Work instructions ::
Exactly repeat the full listing that follows.

Listed entries ::
▬▬▬▬▬▬

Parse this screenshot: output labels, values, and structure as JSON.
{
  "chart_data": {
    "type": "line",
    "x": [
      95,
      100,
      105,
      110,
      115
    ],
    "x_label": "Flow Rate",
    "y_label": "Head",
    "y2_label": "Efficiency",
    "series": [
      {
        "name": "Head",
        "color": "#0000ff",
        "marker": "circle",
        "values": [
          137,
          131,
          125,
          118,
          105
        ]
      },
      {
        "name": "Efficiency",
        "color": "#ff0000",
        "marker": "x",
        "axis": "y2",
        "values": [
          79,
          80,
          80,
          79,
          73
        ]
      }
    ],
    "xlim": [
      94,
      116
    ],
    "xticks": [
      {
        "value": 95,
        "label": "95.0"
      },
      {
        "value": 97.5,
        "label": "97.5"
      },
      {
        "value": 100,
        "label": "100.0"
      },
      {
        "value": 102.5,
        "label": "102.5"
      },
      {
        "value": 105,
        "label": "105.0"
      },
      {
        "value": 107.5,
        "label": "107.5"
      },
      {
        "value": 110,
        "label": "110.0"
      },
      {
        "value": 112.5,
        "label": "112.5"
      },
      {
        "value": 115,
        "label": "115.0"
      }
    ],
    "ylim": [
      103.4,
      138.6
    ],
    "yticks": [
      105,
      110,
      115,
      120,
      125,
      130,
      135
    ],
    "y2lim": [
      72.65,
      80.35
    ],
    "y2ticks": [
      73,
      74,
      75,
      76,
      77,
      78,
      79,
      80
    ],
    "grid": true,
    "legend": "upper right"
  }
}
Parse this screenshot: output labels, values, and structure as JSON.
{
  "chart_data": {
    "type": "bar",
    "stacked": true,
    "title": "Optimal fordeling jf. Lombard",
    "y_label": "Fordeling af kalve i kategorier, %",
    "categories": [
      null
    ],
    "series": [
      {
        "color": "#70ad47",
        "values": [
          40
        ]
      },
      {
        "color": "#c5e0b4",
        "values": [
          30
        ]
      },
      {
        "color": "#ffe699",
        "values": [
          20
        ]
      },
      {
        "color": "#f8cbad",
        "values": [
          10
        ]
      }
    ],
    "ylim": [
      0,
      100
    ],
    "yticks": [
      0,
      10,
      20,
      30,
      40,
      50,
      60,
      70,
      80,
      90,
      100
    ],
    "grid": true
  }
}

▬▬▬▬▬▬

Right answer ::
Parse this screenshot: output labels, values, and structure as JSON.
{
  "chart_data": {
    "type": "line",
    "x": [
      95,
      100,
      105,
      110,
      115
    ],
    "x_label": "Flow Rate",
    "y_label": "Head",
    "y2_label": "Efficiency",
    "series": [
      {
        "name": "Head",
        "color": "#0000ff",
        "marker": "circle",
        "values": [
          137,
          131,
          125,
          118,
          105
        ]
      },
      {
        "name": "Efficiency",
        "color": "#ff0000",
        "marker": "x",
        "axis": "y2",
        "values": [
          79,
          80,
          80,
          79,
          73
        ]
      }
    ],
    "xlim": [
      94,
      116
    ],
    "xticks": [
      {
        "value": 95,
        "label": "95.0"
      },
      {
        "value": 97.5,
        "label": "97.5"
      },
      {
        "value": 100,
        "label": "100.0"
      },
      {
        "value": 102.5,
        "label": "102.5"
      },
      {
        "value": 105,
        "label": "105.0"
      },
      {
        "value": 107.5,
        "label": "107.5"
      },
      {
        "value": 110,
        "label": "110.0"
      },
      {
        "value": 112.5,
        "label": "112.5"
      },
      {
        "value": 115,
        "label": "115.0"
      }
    ],
    "ylim": [
      103.4,
      138.6
    ],
    "yticks": [
      105,
      110,
      115,
      120,
      125,
      130,
      135
    ],
    "y2lim": [
      72.65,
      80.35
    ],
    "y2ticks": [
      73,
      74,
      75,
      76,
      77,
      78,
      79,
      80
    ],
    "grid": true,
    "legend": "upper right"
  }
}
Parse this screenshot: output labels, values, and structure as JSON.
{
  "chart_data": {
    "type": "bar",
    "stacked": true,
    "title": "Optimal fordeling jf. Lombard",
    "y_label": "Fordeling af kalve i kategorier, %",
    "categories": [
      null
    ],
    "series": [
      {
        "color": "#70ad47",
        "values": [
          40
        ]
      },
      {
        "color": "#c5e0b4",
        "values": [
          30
        ]
      },
      {
        "color": "#ffe699",
        "values": [
          20
        ]
      },
      {
        "color": "#f8cbad",
        "values": [
          10
        ]
      }
    ],
    "ylim": [
      0,
      100
    ],
    "yticks": [
      0,
      10,
      20,
      30,
      40,
      50,
      60,
      70,
      80,
      90,
      100
    ],
    "grid": true
  }
}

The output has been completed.